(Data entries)
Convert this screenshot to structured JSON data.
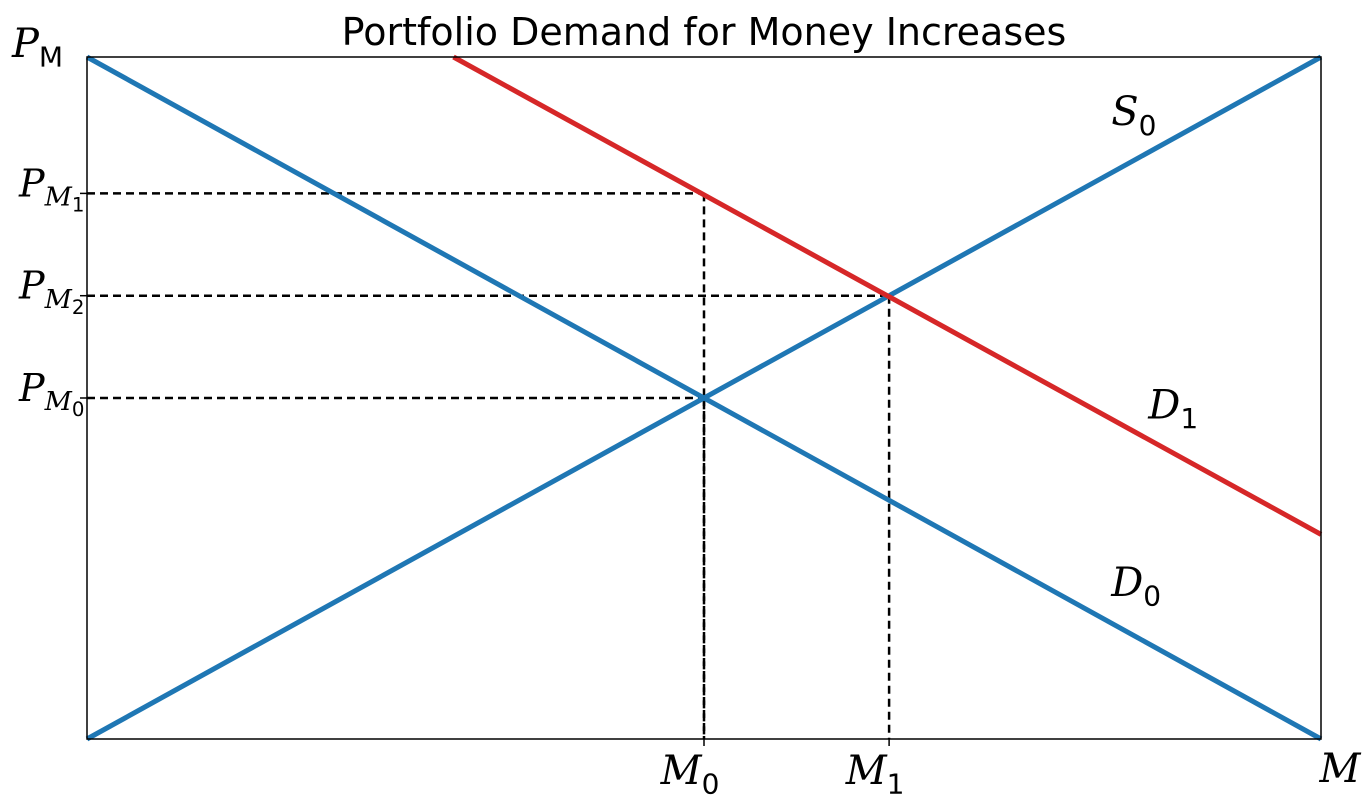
{
  "chart_data": {
    "type": "line",
    "title": "Portfolio Demand for Money Increases",
    "xlabel": {
      "base": "M",
      "sub": ""
    },
    "ylabel": {
      "base": "P",
      "sub": "M"
    },
    "xlim": [
      0,
      10
    ],
    "ylim": [
      0,
      10
    ],
    "grid": false,
    "legend": "none",
    "series": [
      {
        "name": {
          "base": "S",
          "sub": "0"
        },
        "color": "#1f77b4",
        "x": [
          0,
          10
        ],
        "y": [
          0,
          10
        ],
        "label_at": [
          8.3,
          9.0
        ]
      },
      {
        "name": {
          "base": "D",
          "sub": "0"
        },
        "color": "#1f77b4",
        "x": [
          0,
          10
        ],
        "y": [
          10,
          0
        ],
        "label_at": [
          8.3,
          2.1
        ]
      },
      {
        "name": {
          "base": "D",
          "sub": "1"
        },
        "color": "#d62728",
        "x": [
          2.97,
          10
        ],
        "y": [
          10,
          3.0
        ],
        "label_at": [
          8.6,
          4.7
        ]
      }
    ],
    "guides": [
      {
        "x": 5.0,
        "y": 5.0
      },
      {
        "x": 6.5,
        "y": 6.5
      },
      {
        "x": 5.0,
        "y": 8.0
      }
    ],
    "x_ticks": [
      {
        "value": 5.0,
        "label": {
          "base": "M",
          "sub": "0"
        }
      },
      {
        "value": 6.5,
        "label": {
          "base": "M",
          "sub": "1"
        }
      }
    ],
    "y_ticks": [
      {
        "value": 8.0,
        "label": {
          "base": "P",
          "sub": "M",
          "subsub": "1"
        }
      },
      {
        "value": 6.5,
        "label": {
          "base": "P",
          "sub": "M",
          "subsub": "2"
        }
      },
      {
        "value": 5.0,
        "label": {
          "base": "P",
          "sub": "M",
          "subsub": "0"
        }
      }
    ]
  }
}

→ Short exercise: A faithful copy of the records above is needed, with the pictures left out.

→ The response:
Convert this screenshot to structured JSON data.
{
  "chart_data": {
    "type": "line",
    "title": "Portfolio Demand for Money Increases",
    "xlabel": {
      "base": "M",
      "sub": ""
    },
    "ylabel": {
      "base": "P",
      "sub": "M"
    },
    "xlim": [
      0,
      10
    ],
    "ylim": [
      0,
      10
    ],
    "grid": false,
    "legend": "none",
    "series": [
      {
        "name": {
          "base": "S",
          "sub": "0"
        },
        "color": "#1f77b4",
        "x": [
          0,
          10
        ],
        "y": [
          0,
          10
        ],
        "label_at": [
          8.3,
          9.0
        ]
      },
      {
        "name": {
          "base": "D",
          "sub": "0"
        },
        "color": "#1f77b4",
        "x": [
          0,
          10
        ],
        "y": [
          10,
          0
        ],
        "label_at": [
          8.3,
          2.1
        ]
      },
      {
        "name": {
          "base": "D",
          "sub": "1"
        },
        "color": "#d62728",
        "x": [
          2.97,
          10
        ],
        "y": [
          10,
          3.0
        ],
        "label_at": [
          8.6,
          4.7
        ]
      }
    ],
    "guides": [
      {
        "x": 5.0,
        "y": 5.0
      },
      {
        "x": 6.5,
        "y": 6.5
      },
      {
        "x": 5.0,
        "y": 8.0
      }
    ],
    "x_ticks": [
      {
        "value": 5.0,
        "label": {
          "base": "M",
          "sub": "0"
        }
      },
      {
        "value": 6.5,
        "label": {
          "base": "M",
          "sub": "1"
        }
      }
    ],
    "y_ticks": [
      {
        "value": 8.0,
        "label": {
          "base": "P",
          "sub": "M",
          "subsub": "1"
        }
      },
      {
        "value": 6.5,
        "label": {
          "base": "P",
          "sub": "M",
          "subsub": "2"
        }
      },
      {
        "value": 5.0,
        "label": {
          "base": "P",
          "sub": "M",
          "subsub": "0"
        }
      }
    ]
  }
}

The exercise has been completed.